Records for processing:
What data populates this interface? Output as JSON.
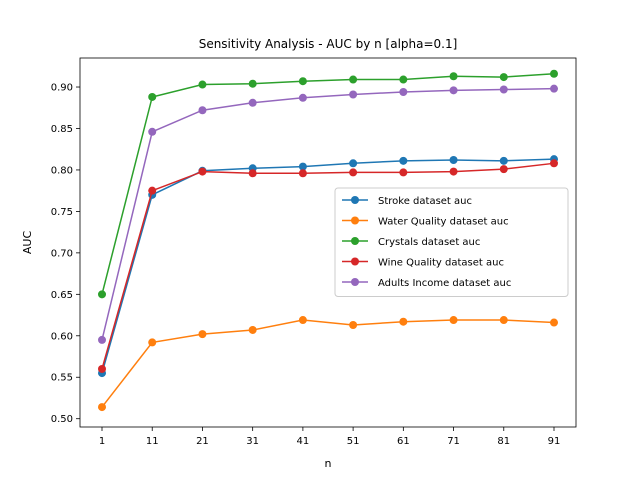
{
  "chart_data": {
    "type": "line",
    "title": "Sensitivity Analysis - AUC by n [alpha=0.1]",
    "xlabel": "n",
    "ylabel": "AUC",
    "x": [
      1,
      11,
      21,
      31,
      41,
      51,
      61,
      71,
      81,
      91
    ],
    "ylim": [
      0.49,
      0.935
    ],
    "yticks": [
      "0.50",
      "0.55",
      "0.60",
      "0.65",
      "0.70",
      "0.75",
      "0.80",
      "0.85",
      "0.90"
    ],
    "ytick_values": [
      0.5,
      0.55,
      0.6,
      0.65,
      0.7,
      0.75,
      0.8,
      0.85,
      0.9
    ],
    "grid": false,
    "legend_position": "center-right",
    "series": [
      {
        "name": "Stroke dataset auc",
        "color": "#1f77b4",
        "values": [
          0.555,
          0.77,
          0.799,
          0.802,
          0.804,
          0.808,
          0.811,
          0.812,
          0.811,
          0.813
        ]
      },
      {
        "name": "Water Quality dataset auc",
        "color": "#ff7f0e",
        "values": [
          0.514,
          0.592,
          0.602,
          0.607,
          0.619,
          0.613,
          0.617,
          0.619,
          0.619,
          0.616
        ]
      },
      {
        "name": "Crystals dataset auc",
        "color": "#2ca02c",
        "values": [
          0.65,
          0.888,
          0.903,
          0.904,
          0.907,
          0.909,
          0.909,
          0.913,
          0.912,
          0.916
        ]
      },
      {
        "name": "Wine Quality dataset auc",
        "color": "#d62728",
        "values": [
          0.56,
          0.775,
          0.798,
          0.796,
          0.796,
          0.797,
          0.797,
          0.798,
          0.801,
          0.808
        ]
      },
      {
        "name": "Adults Income dataset auc",
        "color": "#9467bd",
        "values": [
          0.595,
          0.846,
          0.872,
          0.881,
          0.887,
          0.891,
          0.894,
          0.896,
          0.897,
          0.898
        ]
      }
    ]
  }
}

What to produce: Choose all lines containing the string "Quality" and copy them out.

Answer below:
        "name": "Water Quality dataset auc",
        "name": "Wine Quality dataset auc",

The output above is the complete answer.